Given exercise -
Locate the string "TetherUS" in the listing below. Copy every line where it is found.

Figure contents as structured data
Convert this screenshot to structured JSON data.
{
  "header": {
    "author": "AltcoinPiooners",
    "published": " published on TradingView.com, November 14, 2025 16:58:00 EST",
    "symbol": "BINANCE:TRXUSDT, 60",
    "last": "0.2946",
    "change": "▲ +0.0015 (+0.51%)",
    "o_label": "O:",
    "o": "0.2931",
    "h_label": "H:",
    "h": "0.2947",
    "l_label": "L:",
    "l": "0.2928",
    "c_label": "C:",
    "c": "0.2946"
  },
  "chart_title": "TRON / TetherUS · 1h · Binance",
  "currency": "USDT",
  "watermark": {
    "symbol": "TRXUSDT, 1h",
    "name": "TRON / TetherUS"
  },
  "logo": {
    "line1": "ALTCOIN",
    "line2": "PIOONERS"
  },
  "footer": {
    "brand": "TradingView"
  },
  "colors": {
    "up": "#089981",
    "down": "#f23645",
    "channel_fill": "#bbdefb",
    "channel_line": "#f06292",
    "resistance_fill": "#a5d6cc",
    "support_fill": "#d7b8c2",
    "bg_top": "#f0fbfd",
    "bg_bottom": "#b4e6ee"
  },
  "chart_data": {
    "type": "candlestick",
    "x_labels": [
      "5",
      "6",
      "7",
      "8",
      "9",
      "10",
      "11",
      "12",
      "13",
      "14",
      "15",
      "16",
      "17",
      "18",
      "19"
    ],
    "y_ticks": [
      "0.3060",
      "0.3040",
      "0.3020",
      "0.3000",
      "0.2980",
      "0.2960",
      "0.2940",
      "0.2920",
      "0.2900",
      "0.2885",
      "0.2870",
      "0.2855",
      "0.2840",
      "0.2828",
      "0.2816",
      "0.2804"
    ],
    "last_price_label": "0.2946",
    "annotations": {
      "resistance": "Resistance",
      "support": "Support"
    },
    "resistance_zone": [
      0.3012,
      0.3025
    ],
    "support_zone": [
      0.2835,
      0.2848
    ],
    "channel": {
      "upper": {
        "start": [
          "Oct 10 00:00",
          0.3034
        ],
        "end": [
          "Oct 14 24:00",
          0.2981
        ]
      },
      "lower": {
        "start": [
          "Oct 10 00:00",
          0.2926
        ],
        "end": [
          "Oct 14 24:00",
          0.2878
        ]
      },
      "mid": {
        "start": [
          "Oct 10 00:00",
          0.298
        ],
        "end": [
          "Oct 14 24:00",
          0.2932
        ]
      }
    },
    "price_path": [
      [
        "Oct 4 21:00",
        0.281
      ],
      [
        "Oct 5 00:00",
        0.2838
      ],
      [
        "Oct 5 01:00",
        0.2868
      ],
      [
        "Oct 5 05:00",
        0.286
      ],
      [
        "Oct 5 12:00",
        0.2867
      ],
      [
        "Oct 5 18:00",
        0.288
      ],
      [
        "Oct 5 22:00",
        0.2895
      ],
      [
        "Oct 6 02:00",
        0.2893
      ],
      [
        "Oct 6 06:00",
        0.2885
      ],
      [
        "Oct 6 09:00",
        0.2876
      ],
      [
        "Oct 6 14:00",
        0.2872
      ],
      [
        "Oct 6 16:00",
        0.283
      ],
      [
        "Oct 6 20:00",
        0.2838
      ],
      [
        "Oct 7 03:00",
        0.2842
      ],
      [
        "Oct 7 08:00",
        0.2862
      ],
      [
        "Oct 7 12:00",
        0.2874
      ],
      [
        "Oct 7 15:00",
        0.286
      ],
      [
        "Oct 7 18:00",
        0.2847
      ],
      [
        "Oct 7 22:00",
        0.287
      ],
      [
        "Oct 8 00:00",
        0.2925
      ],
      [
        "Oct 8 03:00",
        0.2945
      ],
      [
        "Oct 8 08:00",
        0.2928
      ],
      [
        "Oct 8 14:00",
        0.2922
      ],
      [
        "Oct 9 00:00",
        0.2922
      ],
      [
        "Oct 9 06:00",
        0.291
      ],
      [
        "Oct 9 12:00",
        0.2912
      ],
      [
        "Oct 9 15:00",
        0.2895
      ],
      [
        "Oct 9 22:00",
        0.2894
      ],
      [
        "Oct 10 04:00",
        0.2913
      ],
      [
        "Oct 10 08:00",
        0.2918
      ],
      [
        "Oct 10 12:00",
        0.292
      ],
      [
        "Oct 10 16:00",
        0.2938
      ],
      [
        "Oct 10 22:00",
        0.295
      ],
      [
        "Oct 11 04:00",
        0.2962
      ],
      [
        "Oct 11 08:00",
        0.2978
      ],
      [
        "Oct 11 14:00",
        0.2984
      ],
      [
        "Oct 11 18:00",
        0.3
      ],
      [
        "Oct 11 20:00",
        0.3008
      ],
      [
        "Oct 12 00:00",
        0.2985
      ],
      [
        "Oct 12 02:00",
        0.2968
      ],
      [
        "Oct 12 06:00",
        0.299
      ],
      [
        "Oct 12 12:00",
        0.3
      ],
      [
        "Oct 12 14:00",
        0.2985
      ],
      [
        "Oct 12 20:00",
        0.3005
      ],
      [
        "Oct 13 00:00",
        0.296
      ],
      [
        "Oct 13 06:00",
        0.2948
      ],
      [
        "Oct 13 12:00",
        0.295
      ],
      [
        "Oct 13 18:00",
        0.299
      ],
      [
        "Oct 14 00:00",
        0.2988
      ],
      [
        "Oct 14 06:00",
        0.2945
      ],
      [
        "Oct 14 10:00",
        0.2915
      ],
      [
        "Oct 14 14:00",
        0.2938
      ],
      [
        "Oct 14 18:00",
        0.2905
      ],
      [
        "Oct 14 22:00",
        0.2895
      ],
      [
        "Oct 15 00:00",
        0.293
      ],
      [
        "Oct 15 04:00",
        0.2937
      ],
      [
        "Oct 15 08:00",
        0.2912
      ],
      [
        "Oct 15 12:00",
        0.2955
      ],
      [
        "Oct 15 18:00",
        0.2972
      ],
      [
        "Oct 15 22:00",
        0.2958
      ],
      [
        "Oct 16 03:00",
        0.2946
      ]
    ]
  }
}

Task result -
  "chart_title": "TRON / TetherUS · 1h · Binance",
    "name": "TRON / TetherUS"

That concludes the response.